[Layout annotation records]

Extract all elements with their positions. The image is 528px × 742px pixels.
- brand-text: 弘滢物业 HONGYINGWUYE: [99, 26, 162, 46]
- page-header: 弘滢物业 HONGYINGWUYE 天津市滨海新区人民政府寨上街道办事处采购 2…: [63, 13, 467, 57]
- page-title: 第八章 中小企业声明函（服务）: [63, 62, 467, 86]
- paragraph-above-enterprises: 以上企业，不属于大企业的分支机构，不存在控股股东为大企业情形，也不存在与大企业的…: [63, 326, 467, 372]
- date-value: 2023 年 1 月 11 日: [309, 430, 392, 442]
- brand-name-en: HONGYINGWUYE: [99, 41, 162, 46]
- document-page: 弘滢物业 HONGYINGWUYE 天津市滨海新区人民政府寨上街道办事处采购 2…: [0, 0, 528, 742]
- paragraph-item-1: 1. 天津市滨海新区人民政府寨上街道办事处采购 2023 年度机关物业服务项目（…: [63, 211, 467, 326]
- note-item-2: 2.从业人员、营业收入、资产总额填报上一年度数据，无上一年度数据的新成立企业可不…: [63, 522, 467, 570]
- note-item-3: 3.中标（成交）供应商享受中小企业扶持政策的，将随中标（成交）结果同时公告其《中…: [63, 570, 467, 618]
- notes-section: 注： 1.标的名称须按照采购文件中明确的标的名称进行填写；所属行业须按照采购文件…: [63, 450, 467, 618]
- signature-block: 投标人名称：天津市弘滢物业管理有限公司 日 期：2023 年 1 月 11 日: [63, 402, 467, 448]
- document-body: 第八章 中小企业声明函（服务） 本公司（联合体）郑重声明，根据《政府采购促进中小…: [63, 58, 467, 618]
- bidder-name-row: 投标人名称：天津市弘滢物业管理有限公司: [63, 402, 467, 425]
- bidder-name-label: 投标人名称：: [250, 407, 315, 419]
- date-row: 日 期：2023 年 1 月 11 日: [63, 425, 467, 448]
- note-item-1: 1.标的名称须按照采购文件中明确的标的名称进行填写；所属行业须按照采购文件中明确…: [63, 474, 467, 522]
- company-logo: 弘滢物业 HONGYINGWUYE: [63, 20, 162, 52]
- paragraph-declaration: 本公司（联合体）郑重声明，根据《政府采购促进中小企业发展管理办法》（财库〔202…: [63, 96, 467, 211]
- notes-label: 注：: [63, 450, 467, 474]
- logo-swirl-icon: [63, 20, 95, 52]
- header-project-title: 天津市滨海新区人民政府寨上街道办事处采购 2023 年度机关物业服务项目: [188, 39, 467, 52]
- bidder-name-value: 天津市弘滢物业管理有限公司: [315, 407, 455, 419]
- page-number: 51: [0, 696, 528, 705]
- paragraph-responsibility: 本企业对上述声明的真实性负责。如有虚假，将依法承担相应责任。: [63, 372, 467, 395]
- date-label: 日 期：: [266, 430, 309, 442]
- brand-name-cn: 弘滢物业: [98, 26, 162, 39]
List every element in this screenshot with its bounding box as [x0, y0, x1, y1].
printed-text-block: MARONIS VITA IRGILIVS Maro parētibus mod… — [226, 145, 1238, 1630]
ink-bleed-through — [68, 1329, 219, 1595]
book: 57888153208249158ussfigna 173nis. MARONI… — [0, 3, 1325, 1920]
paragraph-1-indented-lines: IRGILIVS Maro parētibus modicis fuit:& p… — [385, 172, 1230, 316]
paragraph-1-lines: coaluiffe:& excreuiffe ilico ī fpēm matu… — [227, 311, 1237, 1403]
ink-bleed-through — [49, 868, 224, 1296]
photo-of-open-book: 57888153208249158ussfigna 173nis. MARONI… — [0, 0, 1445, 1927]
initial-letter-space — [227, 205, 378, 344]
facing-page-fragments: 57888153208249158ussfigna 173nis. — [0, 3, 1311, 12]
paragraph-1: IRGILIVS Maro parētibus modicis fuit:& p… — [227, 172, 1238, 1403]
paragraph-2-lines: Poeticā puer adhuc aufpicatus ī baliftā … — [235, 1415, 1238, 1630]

INSTRUCTIONS FOR THE TASK:
Return every one of the lines above verbatim, unchanged and in their original order.

RESULT OF THIS TASK:
Extract all elements with their positions. The image is 528px × 742px pixels.
- brand-text: 弘滢物业 HONGYINGWUYE: [99, 26, 162, 46]
- page-header: 弘滢物业 HONGYINGWUYE 天津市滨海新区人民政府寨上街道办事处采购 2…: [63, 13, 467, 57]
- page-title: 第八章 中小企业声明函（服务）: [63, 62, 467, 86]
- paragraph-above-enterprises: 以上企业，不属于大企业的分支机构，不存在控股股东为大企业情形，也不存在与大企业的…: [63, 326, 467, 372]
- date-value: 2023 年 1 月 11 日: [309, 430, 392, 442]
- brand-name-en: HONGYINGWUYE: [99, 41, 162, 46]
- document-page: 弘滢物业 HONGYINGWUYE 天津市滨海新区人民政府寨上街道办事处采购 2…: [0, 0, 528, 742]
- paragraph-item-1: 1. 天津市滨海新区人民政府寨上街道办事处采购 2023 年度机关物业服务项目（…: [63, 211, 467, 326]
- note-item-2: 2.从业人员、营业收入、资产总额填报上一年度数据，无上一年度数据的新成立企业可不…: [63, 522, 467, 570]
- note-item-3: 3.中标（成交）供应商享受中小企业扶持政策的，将随中标（成交）结果同时公告其《中…: [63, 570, 467, 618]
- notes-section: 注： 1.标的名称须按照采购文件中明确的标的名称进行填写；所属行业须按照采购文件…: [63, 450, 467, 618]
- signature-block: 投标人名称：天津市弘滢物业管理有限公司 日 期：2023 年 1 月 11 日: [63, 402, 467, 448]
- document-body: 第八章 中小企业声明函（服务） 本公司（联合体）郑重声明，根据《政府采购促进中小…: [63, 58, 467, 618]
- bidder-name-row: 投标人名称：天津市弘滢物业管理有限公司: [63, 402, 467, 425]
- bidder-name-label: 投标人名称：: [250, 407, 315, 419]
- date-row: 日 期：2023 年 1 月 11 日: [63, 425, 467, 448]
- note-item-1: 1.标的名称须按照采购文件中明确的标的名称进行填写；所属行业须按照采购文件中明确…: [63, 474, 467, 522]
- company-logo: 弘滢物业 HONGYINGWUYE: [63, 20, 162, 52]
- paragraph-declaration: 本公司（联合体）郑重声明，根据《政府采购促进中小企业发展管理办法》（财库〔202…: [63, 96, 467, 211]
- notes-label: 注：: [63, 450, 467, 474]
- logo-swirl-icon: [63, 20, 95, 52]
- header-project-title: 天津市滨海新区人民政府寨上街道办事处采购 2023 年度机关物业服务项目: [188, 39, 467, 52]
- bidder-name-value: 天津市弘滢物业管理有限公司: [315, 407, 455, 419]
- page-number: 51: [0, 696, 528, 705]
- paragraph-responsibility: 本企业对上述声明的真实性负责。如有虚假，将依法承担相应责任。: [63, 372, 467, 395]
- date-label: 日 期：: [266, 430, 309, 442]
- brand-name-cn: 弘滢物业: [98, 26, 162, 39]
List every element in this screenshot with its bounding box as [x0, y0, x1, y1].
printed-text-block: MARONIS VITA IRGILIVS Maro parētibus mod… — [226, 145, 1238, 1630]
ink-bleed-through — [68, 1329, 219, 1595]
book: 57888153208249158ussfigna 173nis. MARONI… — [0, 3, 1325, 1920]
paragraph-1-indented-lines: IRGILIVS Maro parētibus modicis fuit:& p… — [385, 172, 1230, 316]
paragraph-1-lines: coaluiffe:& excreuiffe ilico ī fpēm matu… — [227, 311, 1237, 1403]
ink-bleed-through — [49, 868, 224, 1296]
photo-of-open-book: 57888153208249158ussfigna 173nis. MARONI… — [0, 0, 1445, 1927]
initial-letter-space — [227, 205, 378, 344]
facing-page-fragments: 57888153208249158ussfigna 173nis. — [0, 3, 1311, 12]
paragraph-1: IRGILIVS Maro parētibus modicis fuit:& p… — [227, 172, 1238, 1403]
paragraph-2-lines: Poeticā puer adhuc aufpicatus ī baliftā … — [235, 1415, 1238, 1630]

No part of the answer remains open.